# Task description
Scan the lines below; pull out those with "logo".
====== Data for review ======
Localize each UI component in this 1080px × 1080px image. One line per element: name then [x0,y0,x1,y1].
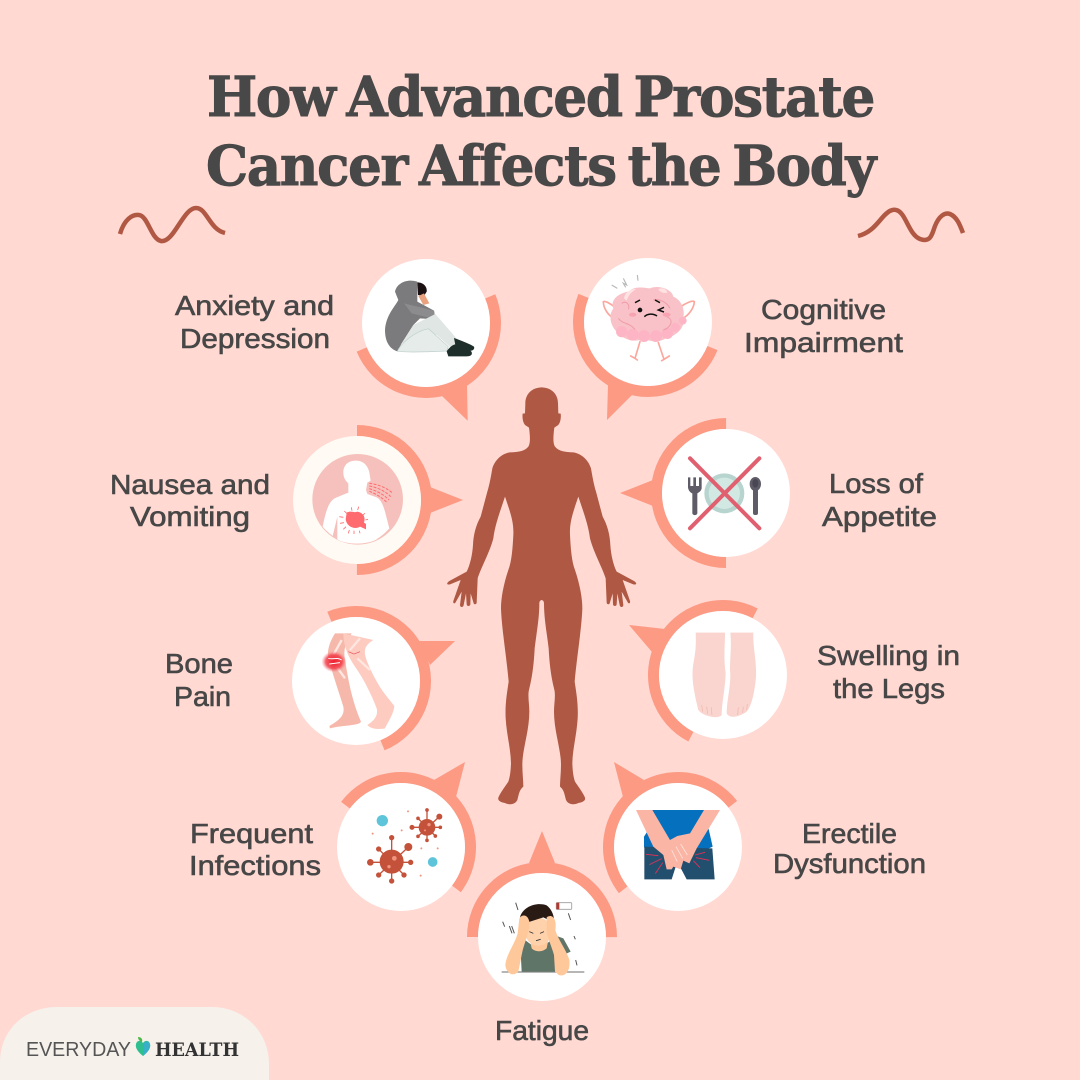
panel: cognitive impairment [558,232,903,420]
label: Depression [180,323,330,354]
logo panel [0,1007,269,1080]
callout pointer [629,625,665,652]
callout ring [629,581,817,769]
callout ring [472,868,612,1006]
icon disc [362,259,490,387]
callout pointer [419,641,455,665]
squiggle right [858,210,963,240]
title [206,64,878,198]
label: Swelling in [817,640,960,671]
label [817,640,960,704]
callout ring [304,750,498,944]
panel: swelling in the legs [629,581,960,769]
icon disc [659,611,787,739]
label: Frequent [190,818,313,849]
icon disc [293,436,421,564]
label: Dysfunction [773,848,926,879]
label: Nausea and [110,469,270,500]
label [822,468,937,532]
panel: bone pain [165,590,455,772]
icon: painful legs [321,633,394,729]
callout pointer [614,762,644,797]
icon: torso with stomach [312,454,403,545]
panel: frequent infections [189,750,498,944]
label: Pain [174,681,231,712]
panel: anxiety and depression [175,232,517,421]
label: Anxiety and [175,290,334,321]
icon: exhausted person [502,903,584,975]
label [175,290,334,354]
icon disc [614,783,742,911]
label: the Legs [833,673,945,704]
label: Vomiting [130,501,250,532]
label: Bone [165,648,233,679]
label: Appetite [822,501,937,532]
icon: swollen feet [693,633,756,717]
label [165,648,233,712]
label [773,818,926,879]
icon disc [662,429,790,557]
label: Infections [189,850,321,881]
callout ring [335,232,517,414]
title: Cancer Affects the Body [206,133,878,198]
squiggle left [120,208,225,241]
logo wordmark: health: HEALTH [155,1039,239,1061]
callout ring [265,590,447,772]
label: Cognitive [761,294,886,325]
panel: fatigue [472,831,612,1046]
icon disc [292,617,420,745]
icon disc [478,873,606,1001]
body silhouette [447,387,636,804]
icon: worried brain [603,275,694,361]
label: Impairment [744,327,903,358]
callout pointer [607,385,632,420]
label: Fatigue [495,1015,589,1046]
title: How Advanced Prostate [207,64,874,129]
callout pointer [430,487,463,513]
label [189,818,321,881]
label [744,294,903,358]
logo background [0,1007,269,1080]
callout pointer [529,831,555,863]
logo icon: heart apple [136,1037,150,1056]
logo wordmark: everyday: EVERYDAY [26,1039,131,1061]
callout ring [558,232,738,412]
callout ring [288,430,426,570]
label: Loss of [829,468,923,499]
label [110,469,270,532]
icon disc [584,258,712,386]
callout ring [580,749,776,945]
icon disc [337,783,465,911]
panel: loss of appetite [620,424,937,562]
icon: crossed out plate [688,458,761,528]
callout pointer [434,762,465,797]
icon: hands over groin [636,810,720,879]
panel: erectile dysfunction [580,749,926,945]
callout pointer [620,480,653,506]
label: Erectile [802,818,897,849]
callout pointer [442,385,468,421]
icon: viruses [368,809,442,883]
icon: seated person [385,281,474,356]
callout ring [656,424,796,562]
panel: nausea and vomiting [110,430,463,570]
======
# Solution to the problem
logo panel [0,1007,269,1080]
logo wordmark: health: HEALTH [155,1039,239,1061]
logo background [0,1007,269,1080]
logo icon: heart apple [136,1037,150,1056]
logo wordmark: everyday: EVERYDAY [26,1039,131,1061]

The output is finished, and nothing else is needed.